— start INFORMATION GIVEN —

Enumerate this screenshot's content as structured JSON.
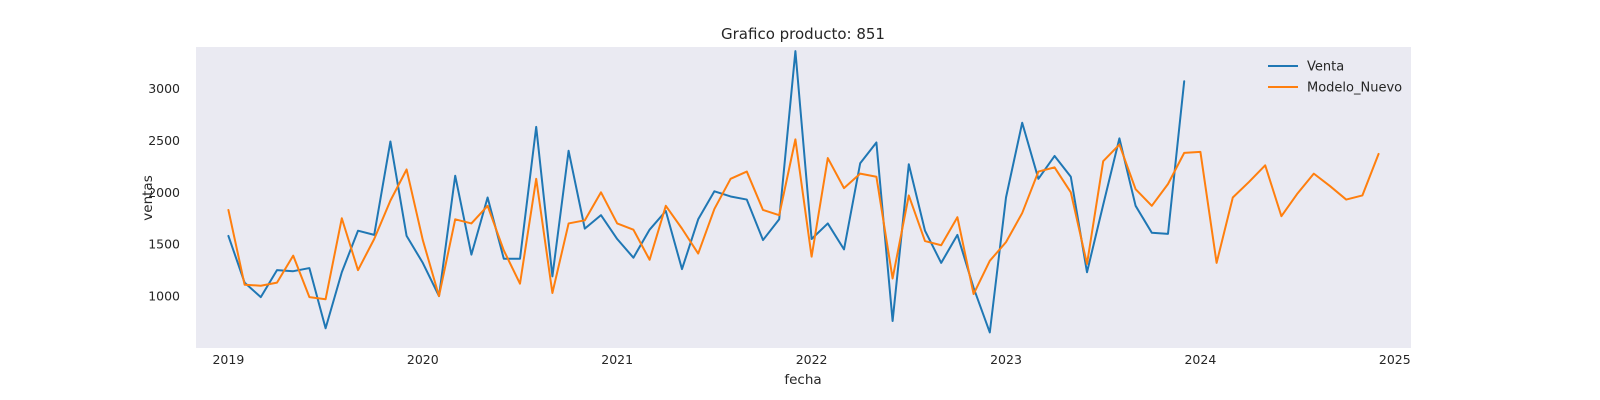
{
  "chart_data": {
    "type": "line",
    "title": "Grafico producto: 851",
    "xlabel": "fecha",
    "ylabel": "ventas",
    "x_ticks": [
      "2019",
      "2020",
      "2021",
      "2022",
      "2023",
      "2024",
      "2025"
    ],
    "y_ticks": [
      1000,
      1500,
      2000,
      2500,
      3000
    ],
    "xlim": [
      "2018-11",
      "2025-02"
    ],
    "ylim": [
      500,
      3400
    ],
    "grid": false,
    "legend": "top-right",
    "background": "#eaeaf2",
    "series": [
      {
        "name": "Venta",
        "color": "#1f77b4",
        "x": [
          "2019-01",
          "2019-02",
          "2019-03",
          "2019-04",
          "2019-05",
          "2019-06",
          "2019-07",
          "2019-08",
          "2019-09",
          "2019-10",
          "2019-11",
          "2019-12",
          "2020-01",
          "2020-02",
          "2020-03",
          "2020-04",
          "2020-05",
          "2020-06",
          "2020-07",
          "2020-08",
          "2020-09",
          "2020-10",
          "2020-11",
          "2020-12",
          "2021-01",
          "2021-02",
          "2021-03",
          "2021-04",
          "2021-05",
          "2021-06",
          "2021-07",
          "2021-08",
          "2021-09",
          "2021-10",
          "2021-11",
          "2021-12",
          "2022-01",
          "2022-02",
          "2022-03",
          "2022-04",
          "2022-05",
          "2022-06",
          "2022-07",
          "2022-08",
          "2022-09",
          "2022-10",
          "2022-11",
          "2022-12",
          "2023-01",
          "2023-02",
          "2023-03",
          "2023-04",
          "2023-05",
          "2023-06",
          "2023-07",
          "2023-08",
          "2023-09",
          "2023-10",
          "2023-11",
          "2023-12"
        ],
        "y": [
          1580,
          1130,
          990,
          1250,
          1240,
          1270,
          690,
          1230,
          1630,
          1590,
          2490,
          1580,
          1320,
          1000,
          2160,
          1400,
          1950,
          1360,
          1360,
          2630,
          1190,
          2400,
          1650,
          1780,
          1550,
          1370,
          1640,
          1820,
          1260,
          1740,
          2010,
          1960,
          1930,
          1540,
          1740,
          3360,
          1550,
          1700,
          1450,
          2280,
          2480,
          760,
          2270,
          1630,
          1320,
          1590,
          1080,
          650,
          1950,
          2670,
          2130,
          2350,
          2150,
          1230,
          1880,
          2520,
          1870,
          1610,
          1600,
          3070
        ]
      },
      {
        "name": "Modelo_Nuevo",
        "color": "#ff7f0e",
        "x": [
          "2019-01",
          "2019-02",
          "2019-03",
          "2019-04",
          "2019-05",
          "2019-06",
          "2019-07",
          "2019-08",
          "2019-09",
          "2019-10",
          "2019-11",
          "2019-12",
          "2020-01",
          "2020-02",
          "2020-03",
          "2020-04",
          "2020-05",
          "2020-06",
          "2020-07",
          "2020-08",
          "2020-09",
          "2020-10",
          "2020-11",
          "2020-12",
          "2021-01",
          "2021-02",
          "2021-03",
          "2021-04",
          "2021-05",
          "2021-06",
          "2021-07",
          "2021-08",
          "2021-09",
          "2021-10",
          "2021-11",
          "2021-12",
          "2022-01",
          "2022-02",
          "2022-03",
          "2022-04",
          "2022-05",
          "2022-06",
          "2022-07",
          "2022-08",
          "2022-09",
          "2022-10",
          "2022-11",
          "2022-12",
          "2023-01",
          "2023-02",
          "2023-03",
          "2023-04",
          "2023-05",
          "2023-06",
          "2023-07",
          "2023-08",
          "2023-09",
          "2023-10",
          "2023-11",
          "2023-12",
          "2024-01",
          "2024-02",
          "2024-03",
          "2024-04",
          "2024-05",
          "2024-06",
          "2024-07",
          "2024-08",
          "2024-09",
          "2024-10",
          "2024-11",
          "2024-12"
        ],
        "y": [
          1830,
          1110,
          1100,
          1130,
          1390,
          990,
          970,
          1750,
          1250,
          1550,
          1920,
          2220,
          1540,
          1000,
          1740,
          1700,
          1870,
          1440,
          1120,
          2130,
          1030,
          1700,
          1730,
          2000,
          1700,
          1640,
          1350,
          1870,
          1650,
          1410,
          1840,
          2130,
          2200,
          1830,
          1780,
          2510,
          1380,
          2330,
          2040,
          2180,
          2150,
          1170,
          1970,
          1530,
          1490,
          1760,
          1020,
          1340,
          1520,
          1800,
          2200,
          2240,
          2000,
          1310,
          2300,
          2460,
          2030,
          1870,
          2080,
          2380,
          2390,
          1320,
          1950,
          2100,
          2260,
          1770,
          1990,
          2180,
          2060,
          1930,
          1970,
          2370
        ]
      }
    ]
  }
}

— end INFORMATION GIVEN —
— start INFORMATION GIVEN —

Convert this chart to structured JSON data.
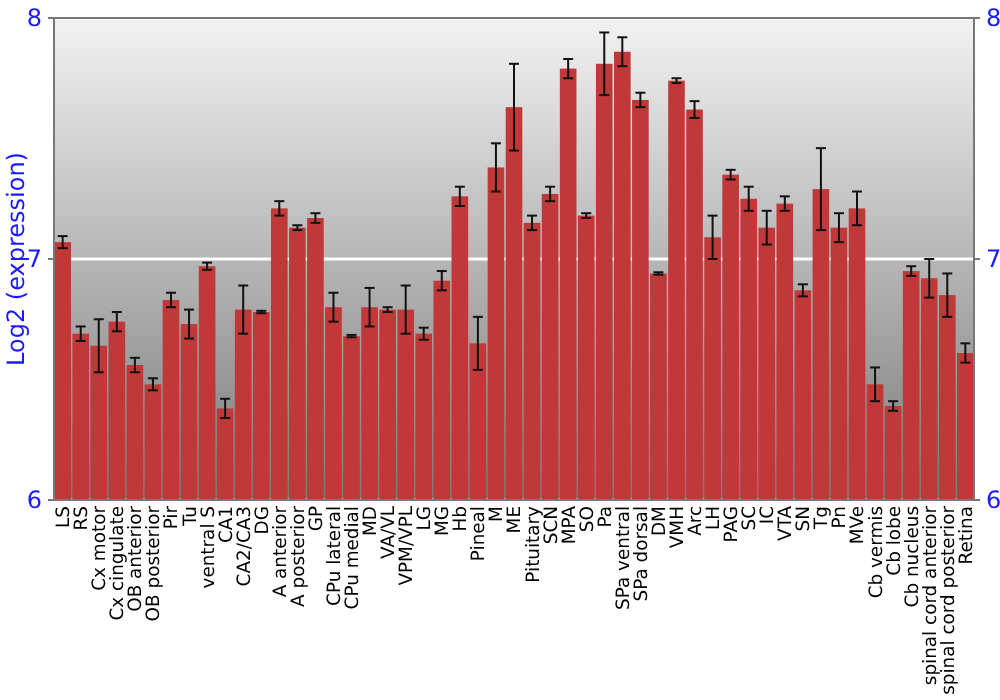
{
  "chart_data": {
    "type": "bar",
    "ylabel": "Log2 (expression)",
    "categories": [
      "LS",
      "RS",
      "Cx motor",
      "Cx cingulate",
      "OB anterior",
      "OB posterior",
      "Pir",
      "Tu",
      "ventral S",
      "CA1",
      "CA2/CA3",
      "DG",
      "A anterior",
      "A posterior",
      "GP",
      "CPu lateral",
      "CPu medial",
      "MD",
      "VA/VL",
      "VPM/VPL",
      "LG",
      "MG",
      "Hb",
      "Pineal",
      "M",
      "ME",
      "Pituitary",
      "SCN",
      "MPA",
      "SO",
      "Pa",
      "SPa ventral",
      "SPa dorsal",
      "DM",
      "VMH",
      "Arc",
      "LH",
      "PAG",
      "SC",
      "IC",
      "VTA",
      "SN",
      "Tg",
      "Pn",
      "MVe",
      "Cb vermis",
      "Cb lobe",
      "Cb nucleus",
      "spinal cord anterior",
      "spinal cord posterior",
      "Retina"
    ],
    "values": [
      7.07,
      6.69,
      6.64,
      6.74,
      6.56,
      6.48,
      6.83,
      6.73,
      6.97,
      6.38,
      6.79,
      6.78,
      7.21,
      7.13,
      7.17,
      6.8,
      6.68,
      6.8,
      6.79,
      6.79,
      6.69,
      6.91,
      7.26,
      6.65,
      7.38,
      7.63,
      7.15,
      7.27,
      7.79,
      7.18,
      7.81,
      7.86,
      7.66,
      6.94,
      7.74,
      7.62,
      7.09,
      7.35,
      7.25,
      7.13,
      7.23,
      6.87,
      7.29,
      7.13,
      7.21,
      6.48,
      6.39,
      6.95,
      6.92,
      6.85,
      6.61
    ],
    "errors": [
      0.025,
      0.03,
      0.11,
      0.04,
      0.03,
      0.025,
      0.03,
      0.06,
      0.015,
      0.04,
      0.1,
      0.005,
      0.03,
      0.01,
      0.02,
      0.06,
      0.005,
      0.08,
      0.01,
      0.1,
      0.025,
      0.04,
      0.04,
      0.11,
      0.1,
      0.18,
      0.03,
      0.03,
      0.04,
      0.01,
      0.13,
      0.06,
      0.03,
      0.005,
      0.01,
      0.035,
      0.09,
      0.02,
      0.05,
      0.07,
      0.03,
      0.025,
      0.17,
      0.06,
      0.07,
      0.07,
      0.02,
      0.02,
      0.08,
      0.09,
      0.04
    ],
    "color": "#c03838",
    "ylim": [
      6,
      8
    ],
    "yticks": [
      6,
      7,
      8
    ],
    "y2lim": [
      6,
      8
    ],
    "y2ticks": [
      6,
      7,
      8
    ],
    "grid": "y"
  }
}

— end INFORMATION GIVEN —

YOUR TASK:
Search the listing for the string "ylabel". Copy each line where it turns up.

SOLUTION BELOW:
    "ylabel": "ventas",
    "ylabel": "Log2 (expression)",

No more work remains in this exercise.